THE EXERCISE
Copy out all lines of the records in which the word "title" appears.
╭──
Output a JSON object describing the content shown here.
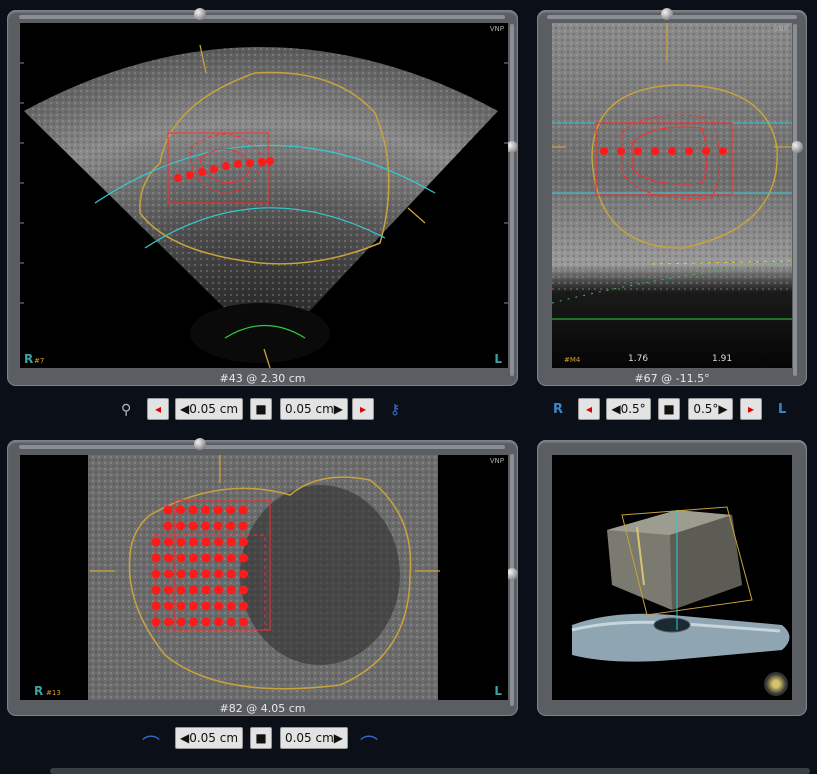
{
  "views": {
    "top_left": {
      "caption": "#43 @ 2.30 cm",
      "corner_left": "R",
      "corner_left_small": "#7",
      "corner_right": "L",
      "top_right_tag": "VNP"
    },
    "top_right": {
      "caption": "#67 @ -11.5°",
      "readout_series": "#M4",
      "readout_a": "1.76",
      "readout_b": "1.91",
      "top_right_tag": "VNP"
    },
    "bottom_left": {
      "caption": "#82 @ 4.05 cm",
      "corner_left": "R",
      "corner_left_small": "#13",
      "corner_right": "L",
      "top_right_tag": "VNP"
    }
  },
  "controls": {
    "row1": {
      "step_left": "0.05 cm",
      "step_right": "0.05 cm"
    },
    "row2": {
      "side_left": "R",
      "step_left": "0.5°",
      "step_right": "0.5°",
      "side_right": "L"
    },
    "row3": {
      "step_left": "0.05 cm",
      "step_right": "0.05 cm"
    }
  },
  "icons": {
    "prev": "red-arrow-left-icon",
    "next": "red-arrow-right-icon",
    "decrement": "triangle-left-icon",
    "increment": "triangle-right-icon",
    "center": "center-block-icon",
    "probe": "probe-icon",
    "eye": "eye-icon"
  },
  "colors": {
    "prostate_contour": "#c8a23a",
    "target_grid": "#ff1a1a",
    "needle_plane": "#35c9d2",
    "background": "#0b0f18"
  }
}
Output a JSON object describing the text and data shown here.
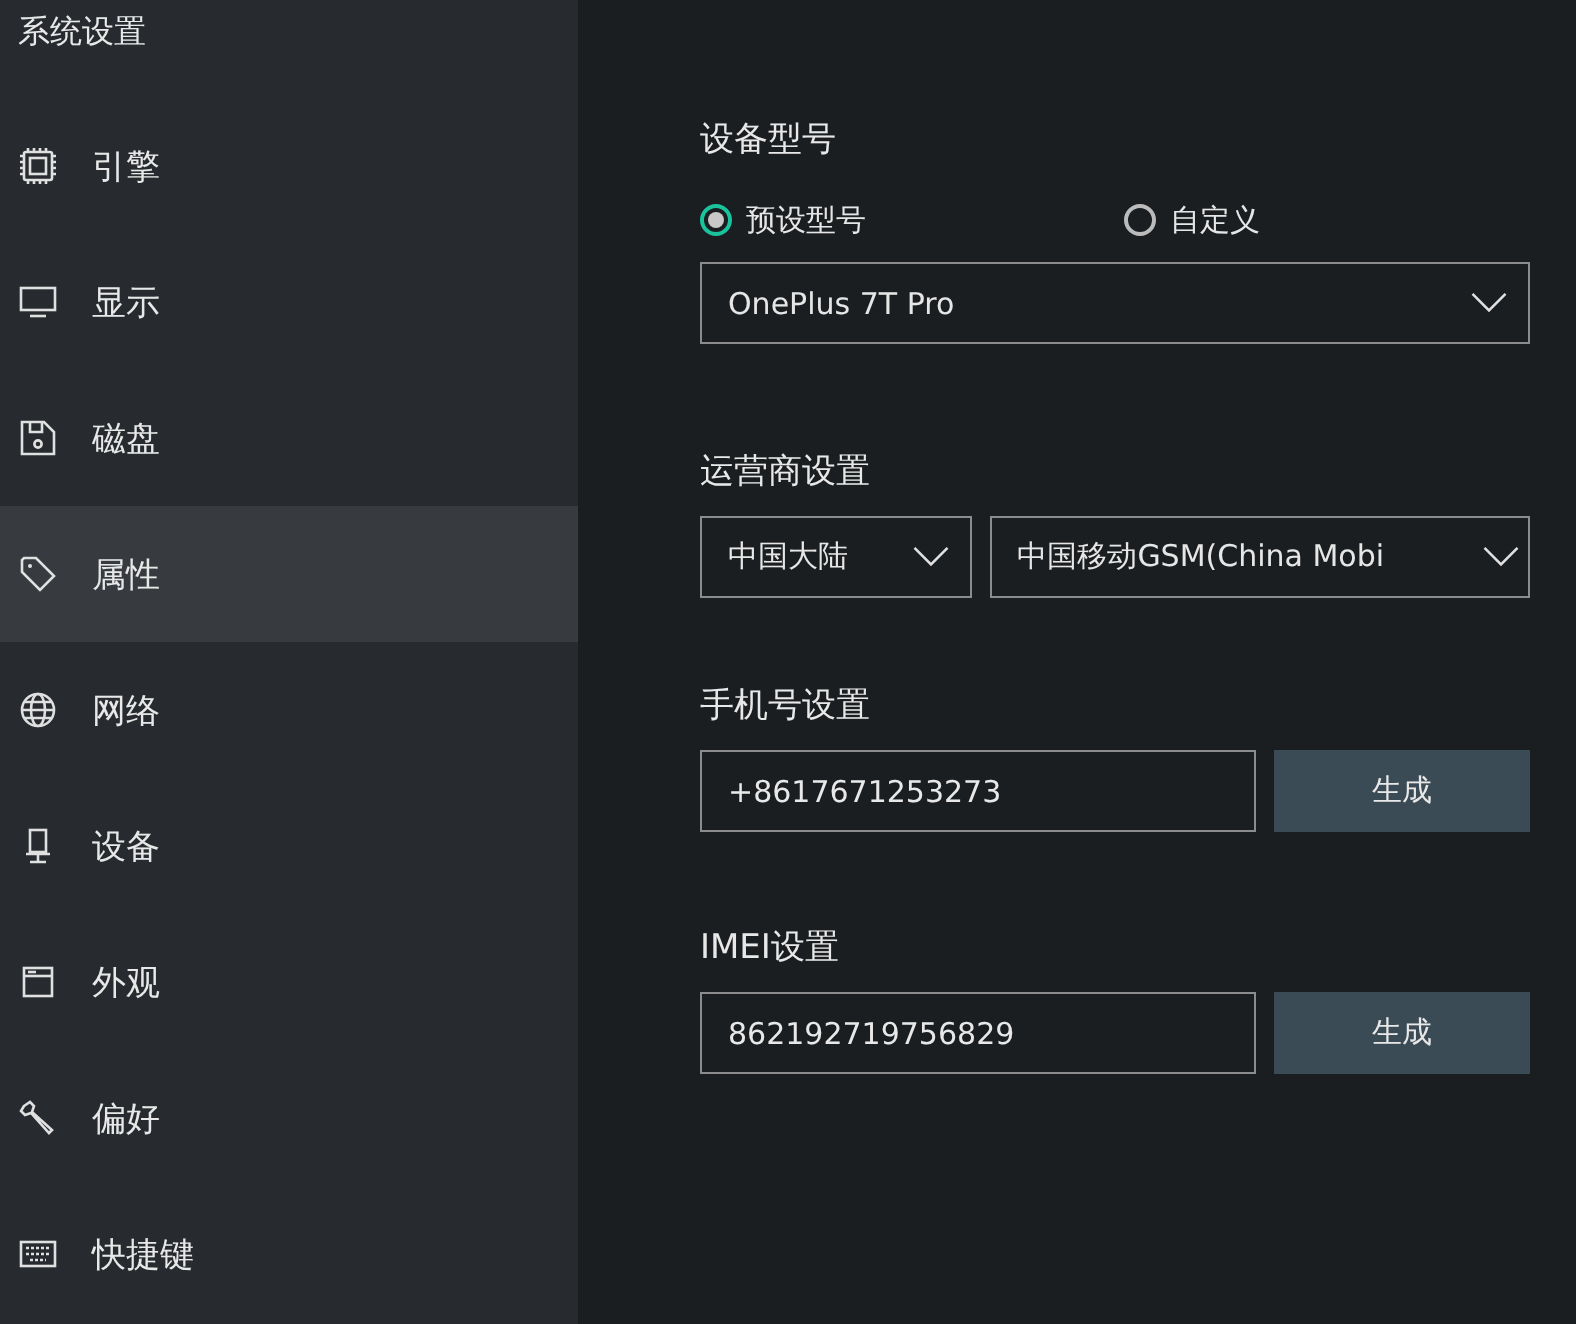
{
  "sidebar": {
    "title": "系统设置",
    "items": [
      {
        "label": "引擎",
        "selected": false
      },
      {
        "label": "显示",
        "selected": false
      },
      {
        "label": "磁盘",
        "selected": false
      },
      {
        "label": "属性",
        "selected": true
      },
      {
        "label": "网络",
        "selected": false
      },
      {
        "label": "设备",
        "selected": false
      },
      {
        "label": "外观",
        "selected": false
      },
      {
        "label": "偏好",
        "selected": false
      },
      {
        "label": "快捷键",
        "selected": false
      }
    ]
  },
  "device_model": {
    "title": "设备型号",
    "options": [
      {
        "label": "预设型号",
        "selected": true
      },
      {
        "label": "自定义",
        "selected": false
      }
    ],
    "model": "OnePlus 7T Pro"
  },
  "carrier": {
    "title": "运营商设置",
    "region": "中国大陆",
    "operator": "中国移动GSM(China Mobi"
  },
  "phone": {
    "title": "手机号设置",
    "value": "+8617671253273",
    "button": "生成"
  },
  "imei": {
    "title": "IMEI设置",
    "value": "862192719756829",
    "button": "生成"
  }
}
╰──
RESULT BELOW
    "title": "系统设置",
    "title": "设备型号",
    "title": "运营商设置",
    "title": "手机号设置",
    "title": "IMEI设置",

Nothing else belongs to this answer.